WRITTEN PROBLEM ->
Reproduce the material verbatim, beginning with its first line and continuing through the line containing "coordinate-y: 1304325.43: [238, 729, 256, 834]", with that line included.

EXERCISE INPUTS ->
## Start

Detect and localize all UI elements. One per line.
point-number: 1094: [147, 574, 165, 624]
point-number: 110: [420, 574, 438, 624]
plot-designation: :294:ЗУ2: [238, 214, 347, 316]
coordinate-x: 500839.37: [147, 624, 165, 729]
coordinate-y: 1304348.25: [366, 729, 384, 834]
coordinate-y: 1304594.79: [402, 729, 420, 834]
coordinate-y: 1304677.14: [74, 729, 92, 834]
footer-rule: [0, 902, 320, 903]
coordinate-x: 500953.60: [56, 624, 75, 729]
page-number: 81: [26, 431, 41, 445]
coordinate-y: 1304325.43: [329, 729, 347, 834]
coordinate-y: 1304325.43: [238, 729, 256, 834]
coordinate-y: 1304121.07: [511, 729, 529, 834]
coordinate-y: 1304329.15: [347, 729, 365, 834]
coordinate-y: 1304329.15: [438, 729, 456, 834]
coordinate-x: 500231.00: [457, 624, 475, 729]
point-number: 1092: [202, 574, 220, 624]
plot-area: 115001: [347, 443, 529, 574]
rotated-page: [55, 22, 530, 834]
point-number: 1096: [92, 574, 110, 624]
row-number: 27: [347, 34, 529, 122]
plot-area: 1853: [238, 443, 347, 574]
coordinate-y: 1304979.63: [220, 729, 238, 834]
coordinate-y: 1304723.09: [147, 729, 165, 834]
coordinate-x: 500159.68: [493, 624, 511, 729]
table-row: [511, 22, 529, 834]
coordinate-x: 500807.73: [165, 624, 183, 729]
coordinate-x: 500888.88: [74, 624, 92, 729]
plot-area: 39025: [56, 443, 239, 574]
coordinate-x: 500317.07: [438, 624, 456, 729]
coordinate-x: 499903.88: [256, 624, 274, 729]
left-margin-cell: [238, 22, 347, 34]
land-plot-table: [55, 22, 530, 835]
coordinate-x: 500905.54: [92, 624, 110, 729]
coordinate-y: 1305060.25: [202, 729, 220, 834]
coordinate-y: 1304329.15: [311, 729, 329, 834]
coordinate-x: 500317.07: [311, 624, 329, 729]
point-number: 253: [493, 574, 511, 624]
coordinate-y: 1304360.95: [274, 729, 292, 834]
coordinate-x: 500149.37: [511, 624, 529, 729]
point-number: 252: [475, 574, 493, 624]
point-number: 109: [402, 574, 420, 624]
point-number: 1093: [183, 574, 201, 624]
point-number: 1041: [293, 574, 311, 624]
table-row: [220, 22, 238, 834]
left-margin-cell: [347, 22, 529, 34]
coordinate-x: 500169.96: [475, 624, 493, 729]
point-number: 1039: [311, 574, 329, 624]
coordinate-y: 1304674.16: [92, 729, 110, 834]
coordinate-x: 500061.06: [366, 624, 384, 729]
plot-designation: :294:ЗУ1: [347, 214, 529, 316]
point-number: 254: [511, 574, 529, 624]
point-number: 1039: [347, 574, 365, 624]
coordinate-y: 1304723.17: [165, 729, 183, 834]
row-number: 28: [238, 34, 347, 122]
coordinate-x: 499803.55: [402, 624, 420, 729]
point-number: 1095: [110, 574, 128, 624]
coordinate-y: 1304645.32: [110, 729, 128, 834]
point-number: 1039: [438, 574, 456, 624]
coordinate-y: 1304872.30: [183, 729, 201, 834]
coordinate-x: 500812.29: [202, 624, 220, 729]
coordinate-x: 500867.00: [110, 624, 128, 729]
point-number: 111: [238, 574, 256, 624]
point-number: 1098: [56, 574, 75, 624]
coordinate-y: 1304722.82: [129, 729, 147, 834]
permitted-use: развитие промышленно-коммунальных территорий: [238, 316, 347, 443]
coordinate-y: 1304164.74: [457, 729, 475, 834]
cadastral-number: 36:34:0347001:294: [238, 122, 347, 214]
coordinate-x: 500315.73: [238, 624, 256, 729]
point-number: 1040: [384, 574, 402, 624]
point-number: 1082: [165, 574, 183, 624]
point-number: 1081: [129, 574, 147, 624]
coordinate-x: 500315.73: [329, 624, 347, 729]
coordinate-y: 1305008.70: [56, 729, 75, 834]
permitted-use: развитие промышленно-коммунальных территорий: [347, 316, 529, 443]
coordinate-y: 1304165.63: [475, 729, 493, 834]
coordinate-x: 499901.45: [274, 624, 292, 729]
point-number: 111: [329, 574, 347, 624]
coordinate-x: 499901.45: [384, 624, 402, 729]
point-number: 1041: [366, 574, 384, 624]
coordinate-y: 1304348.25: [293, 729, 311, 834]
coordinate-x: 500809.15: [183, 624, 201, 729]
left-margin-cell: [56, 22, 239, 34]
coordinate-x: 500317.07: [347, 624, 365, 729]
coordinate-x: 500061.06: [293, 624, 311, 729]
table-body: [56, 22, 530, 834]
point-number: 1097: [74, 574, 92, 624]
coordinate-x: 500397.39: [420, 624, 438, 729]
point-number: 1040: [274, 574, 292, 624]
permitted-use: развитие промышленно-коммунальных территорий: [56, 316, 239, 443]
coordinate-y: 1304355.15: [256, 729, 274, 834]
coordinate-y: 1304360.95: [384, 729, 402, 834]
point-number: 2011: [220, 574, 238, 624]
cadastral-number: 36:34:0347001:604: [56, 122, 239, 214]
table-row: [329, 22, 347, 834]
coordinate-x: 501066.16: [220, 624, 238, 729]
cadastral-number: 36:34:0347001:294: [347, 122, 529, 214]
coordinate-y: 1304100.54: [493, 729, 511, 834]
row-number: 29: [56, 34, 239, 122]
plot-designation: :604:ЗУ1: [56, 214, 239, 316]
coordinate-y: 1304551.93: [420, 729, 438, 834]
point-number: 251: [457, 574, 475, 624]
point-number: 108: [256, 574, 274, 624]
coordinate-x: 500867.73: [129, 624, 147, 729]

## End

THE OUTPUT ->
Detect and localize all UI elements. One per line.
point-number: 1094: [147, 574, 165, 624]
point-number: 110: [420, 574, 438, 624]
plot-designation: :294:ЗУ2: [238, 214, 347, 316]
coordinate-x: 500839.37: [147, 624, 165, 729]
coordinate-y: 1304348.25: [366, 729, 384, 834]
coordinate-y: 1304594.79: [402, 729, 420, 834]
coordinate-y: 1304677.14: [74, 729, 92, 834]
footer-rule: [0, 902, 320, 903]
coordinate-x: 500953.60: [56, 624, 75, 729]
page-number: 81: [26, 431, 41, 445]
coordinate-y: 1304325.43: [329, 729, 347, 834]
coordinate-y: 1304325.43: [238, 729, 256, 834]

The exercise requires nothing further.